▶ [Listed records]:
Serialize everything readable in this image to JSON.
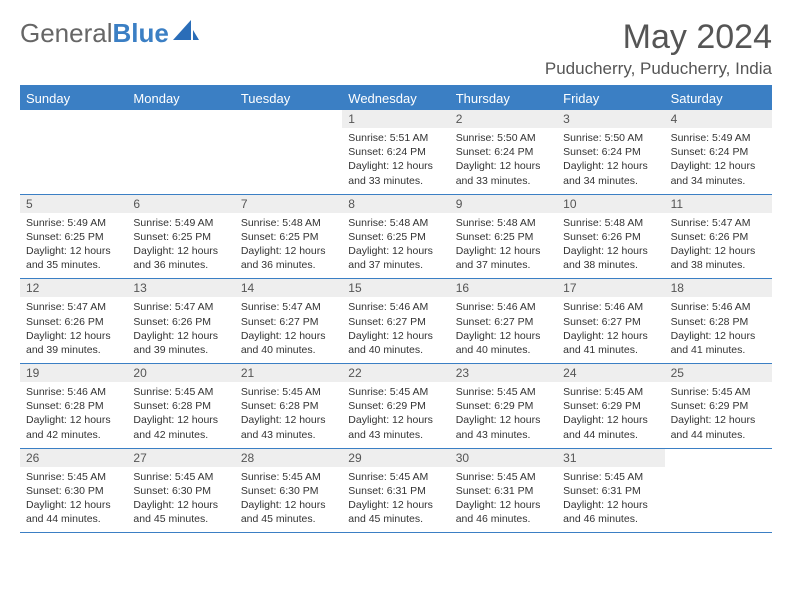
{
  "logo": {
    "word1": "General",
    "word2": "Blue"
  },
  "title": "May 2024",
  "location": "Puducherry, Puducherry, India",
  "header_bg": "#3b7fc4",
  "day_names": [
    "Sunday",
    "Monday",
    "Tuesday",
    "Wednesday",
    "Thursday",
    "Friday",
    "Saturday"
  ],
  "weeks": [
    [
      null,
      null,
      null,
      {
        "n": "1",
        "sr": "5:51 AM",
        "ss": "6:24 PM",
        "dl": "12 hours and 33 minutes."
      },
      {
        "n": "2",
        "sr": "5:50 AM",
        "ss": "6:24 PM",
        "dl": "12 hours and 33 minutes."
      },
      {
        "n": "3",
        "sr": "5:50 AM",
        "ss": "6:24 PM",
        "dl": "12 hours and 34 minutes."
      },
      {
        "n": "4",
        "sr": "5:49 AM",
        "ss": "6:24 PM",
        "dl": "12 hours and 34 minutes."
      }
    ],
    [
      {
        "n": "5",
        "sr": "5:49 AM",
        "ss": "6:25 PM",
        "dl": "12 hours and 35 minutes."
      },
      {
        "n": "6",
        "sr": "5:49 AM",
        "ss": "6:25 PM",
        "dl": "12 hours and 36 minutes."
      },
      {
        "n": "7",
        "sr": "5:48 AM",
        "ss": "6:25 PM",
        "dl": "12 hours and 36 minutes."
      },
      {
        "n": "8",
        "sr": "5:48 AM",
        "ss": "6:25 PM",
        "dl": "12 hours and 37 minutes."
      },
      {
        "n": "9",
        "sr": "5:48 AM",
        "ss": "6:25 PM",
        "dl": "12 hours and 37 minutes."
      },
      {
        "n": "10",
        "sr": "5:48 AM",
        "ss": "6:26 PM",
        "dl": "12 hours and 38 minutes."
      },
      {
        "n": "11",
        "sr": "5:47 AM",
        "ss": "6:26 PM",
        "dl": "12 hours and 38 minutes."
      }
    ],
    [
      {
        "n": "12",
        "sr": "5:47 AM",
        "ss": "6:26 PM",
        "dl": "12 hours and 39 minutes."
      },
      {
        "n": "13",
        "sr": "5:47 AM",
        "ss": "6:26 PM",
        "dl": "12 hours and 39 minutes."
      },
      {
        "n": "14",
        "sr": "5:47 AM",
        "ss": "6:27 PM",
        "dl": "12 hours and 40 minutes."
      },
      {
        "n": "15",
        "sr": "5:46 AM",
        "ss": "6:27 PM",
        "dl": "12 hours and 40 minutes."
      },
      {
        "n": "16",
        "sr": "5:46 AM",
        "ss": "6:27 PM",
        "dl": "12 hours and 40 minutes."
      },
      {
        "n": "17",
        "sr": "5:46 AM",
        "ss": "6:27 PM",
        "dl": "12 hours and 41 minutes."
      },
      {
        "n": "18",
        "sr": "5:46 AM",
        "ss": "6:28 PM",
        "dl": "12 hours and 41 minutes."
      }
    ],
    [
      {
        "n": "19",
        "sr": "5:46 AM",
        "ss": "6:28 PM",
        "dl": "12 hours and 42 minutes."
      },
      {
        "n": "20",
        "sr": "5:45 AM",
        "ss": "6:28 PM",
        "dl": "12 hours and 42 minutes."
      },
      {
        "n": "21",
        "sr": "5:45 AM",
        "ss": "6:28 PM",
        "dl": "12 hours and 43 minutes."
      },
      {
        "n": "22",
        "sr": "5:45 AM",
        "ss": "6:29 PM",
        "dl": "12 hours and 43 minutes."
      },
      {
        "n": "23",
        "sr": "5:45 AM",
        "ss": "6:29 PM",
        "dl": "12 hours and 43 minutes."
      },
      {
        "n": "24",
        "sr": "5:45 AM",
        "ss": "6:29 PM",
        "dl": "12 hours and 44 minutes."
      },
      {
        "n": "25",
        "sr": "5:45 AM",
        "ss": "6:29 PM",
        "dl": "12 hours and 44 minutes."
      }
    ],
    [
      {
        "n": "26",
        "sr": "5:45 AM",
        "ss": "6:30 PM",
        "dl": "12 hours and 44 minutes."
      },
      {
        "n": "27",
        "sr": "5:45 AM",
        "ss": "6:30 PM",
        "dl": "12 hours and 45 minutes."
      },
      {
        "n": "28",
        "sr": "5:45 AM",
        "ss": "6:30 PM",
        "dl": "12 hours and 45 minutes."
      },
      {
        "n": "29",
        "sr": "5:45 AM",
        "ss": "6:31 PM",
        "dl": "12 hours and 45 minutes."
      },
      {
        "n": "30",
        "sr": "5:45 AM",
        "ss": "6:31 PM",
        "dl": "12 hours and 46 minutes."
      },
      {
        "n": "31",
        "sr": "5:45 AM",
        "ss": "6:31 PM",
        "dl": "12 hours and 46 minutes."
      },
      null
    ]
  ],
  "labels": {
    "sunrise": "Sunrise:",
    "sunset": "Sunset:",
    "daylight": "Daylight:"
  }
}
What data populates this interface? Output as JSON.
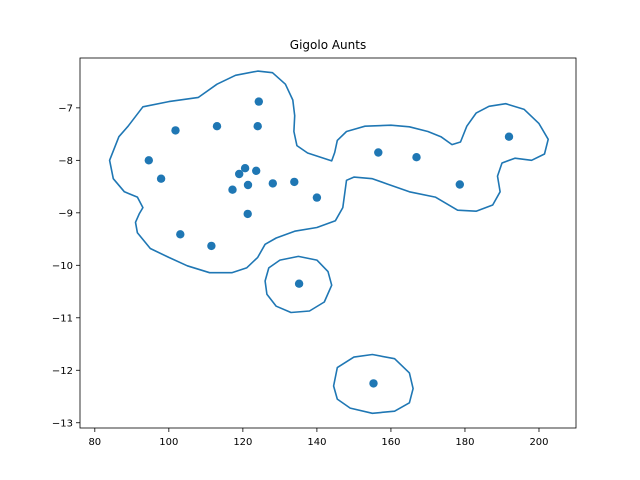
{
  "chart_data": {
    "type": "scatter",
    "title": "Gigolo Aunts",
    "xlabel": "",
    "ylabel": "",
    "xlim": [
      76,
      210
    ],
    "ylim": [
      -13.1,
      -6.05
    ],
    "xticks": [
      80,
      100,
      120,
      140,
      160,
      180,
      200
    ],
    "yticks": [
      -13,
      -12,
      -11,
      -10,
      -9,
      -8,
      -7
    ],
    "grid": false,
    "color": "#1f77b4",
    "points": [
      {
        "x": 124.3,
        "y": -6.88
      },
      {
        "x": 101.8,
        "y": -7.43
      },
      {
        "x": 113.0,
        "y": -7.35
      },
      {
        "x": 124.0,
        "y": -7.35
      },
      {
        "x": 94.6,
        "y": -8.0
      },
      {
        "x": 97.9,
        "y": -8.35
      },
      {
        "x": 120.6,
        "y": -8.15
      },
      {
        "x": 123.6,
        "y": -8.2
      },
      {
        "x": 119.0,
        "y": -8.26
      },
      {
        "x": 121.4,
        "y": -8.47
      },
      {
        "x": 117.2,
        "y": -8.56
      },
      {
        "x": 128.1,
        "y": -8.44
      },
      {
        "x": 133.9,
        "y": -8.41
      },
      {
        "x": 140.0,
        "y": -8.71
      },
      {
        "x": 121.3,
        "y": -9.02
      },
      {
        "x": 103.1,
        "y": -9.41
      },
      {
        "x": 111.5,
        "y": -9.63
      },
      {
        "x": 156.6,
        "y": -7.85
      },
      {
        "x": 166.9,
        "y": -7.94
      },
      {
        "x": 178.6,
        "y": -8.46
      },
      {
        "x": 191.9,
        "y": -7.55
      },
      {
        "x": 135.2,
        "y": -10.35
      },
      {
        "x": 155.3,
        "y": -12.25
      }
    ],
    "contours": [
      [
        [
          84.0,
          -8.0
        ],
        [
          86.5,
          -7.55
        ],
        [
          89.0,
          -7.35
        ],
        [
          93.0,
          -6.98
        ],
        [
          100.0,
          -6.88
        ],
        [
          108.0,
          -6.8
        ],
        [
          113.0,
          -6.55
        ],
        [
          118.0,
          -6.38
        ],
        [
          124.0,
          -6.3
        ],
        [
          128.0,
          -6.33
        ],
        [
          131.5,
          -6.55
        ],
        [
          133.5,
          -6.85
        ],
        [
          134.0,
          -7.15
        ],
        [
          133.8,
          -7.45
        ],
        [
          134.6,
          -7.72
        ],
        [
          137.5,
          -7.86
        ],
        [
          141.0,
          -7.94
        ],
        [
          144.0,
          -8.01
        ],
        [
          144.8,
          -7.85
        ],
        [
          145.5,
          -7.62
        ],
        [
          148.0,
          -7.45
        ],
        [
          153.0,
          -7.35
        ],
        [
          160.0,
          -7.33
        ],
        [
          165.0,
          -7.36
        ],
        [
          170.0,
          -7.45
        ],
        [
          173.5,
          -7.55
        ],
        [
          176.5,
          -7.7
        ],
        [
          178.8,
          -7.65
        ],
        [
          180.5,
          -7.35
        ],
        [
          183.0,
          -7.1
        ],
        [
          186.5,
          -6.97
        ],
        [
          191.0,
          -6.92
        ],
        [
          196.0,
          -7.03
        ],
        [
          200.0,
          -7.3
        ],
        [
          202.5,
          -7.6
        ],
        [
          201.5,
          -7.88
        ],
        [
          198.0,
          -8.0
        ],
        [
          193.5,
          -7.96
        ],
        [
          190.0,
          -8.05
        ],
        [
          188.8,
          -8.3
        ],
        [
          189.5,
          -8.6
        ],
        [
          187.5,
          -8.85
        ],
        [
          183.0,
          -8.97
        ],
        [
          178.0,
          -8.95
        ],
        [
          172.0,
          -8.7
        ],
        [
          165.0,
          -8.6
        ],
        [
          159.0,
          -8.45
        ],
        [
          155.0,
          -8.35
        ],
        [
          150.0,
          -8.32
        ],
        [
          148.0,
          -8.38
        ],
        [
          147.0,
          -8.9
        ],
        [
          145.0,
          -9.15
        ],
        [
          140.0,
          -9.28
        ],
        [
          134.0,
          -9.35
        ],
        [
          129.0,
          -9.48
        ],
        [
          126.0,
          -9.6
        ],
        [
          124.0,
          -9.85
        ],
        [
          121.0,
          -10.05
        ],
        [
          117.0,
          -10.14
        ],
        [
          111.0,
          -10.14
        ],
        [
          105.0,
          -10.01
        ],
        [
          100.0,
          -9.85
        ],
        [
          95.0,
          -9.68
        ],
        [
          91.5,
          -9.38
        ],
        [
          91.0,
          -9.18
        ],
        [
          92.0,
          -9.02
        ],
        [
          93.0,
          -8.9
        ],
        [
          91.5,
          -8.7
        ],
        [
          88.0,
          -8.6
        ],
        [
          85.0,
          -8.35
        ],
        [
          84.0,
          -8.0
        ]
      ],
      [
        [
          126.0,
          -10.3
        ],
        [
          127.0,
          -10.05
        ],
        [
          130.0,
          -9.9
        ],
        [
          135.0,
          -9.83
        ],
        [
          140.0,
          -9.9
        ],
        [
          143.0,
          -10.12
        ],
        [
          144.0,
          -10.38
        ],
        [
          142.0,
          -10.7
        ],
        [
          138.0,
          -10.87
        ],
        [
          133.0,
          -10.9
        ],
        [
          129.0,
          -10.78
        ],
        [
          126.5,
          -10.55
        ],
        [
          126.0,
          -10.3
        ]
      ],
      [
        [
          144.5,
          -12.3
        ],
        [
          145.5,
          -11.95
        ],
        [
          150.0,
          -11.75
        ],
        [
          155.0,
          -11.7
        ],
        [
          161.0,
          -11.78
        ],
        [
          165.0,
          -12.05
        ],
        [
          166.0,
          -12.35
        ],
        [
          165.0,
          -12.62
        ],
        [
          161.0,
          -12.78
        ],
        [
          155.0,
          -12.82
        ],
        [
          149.0,
          -12.72
        ],
        [
          145.5,
          -12.55
        ],
        [
          144.5,
          -12.3
        ]
      ]
    ]
  }
}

▶ [Your instructions]: Of all the lines in the listing above, how many include "this"? Write only the number.

▶ [Exercise answer]: 2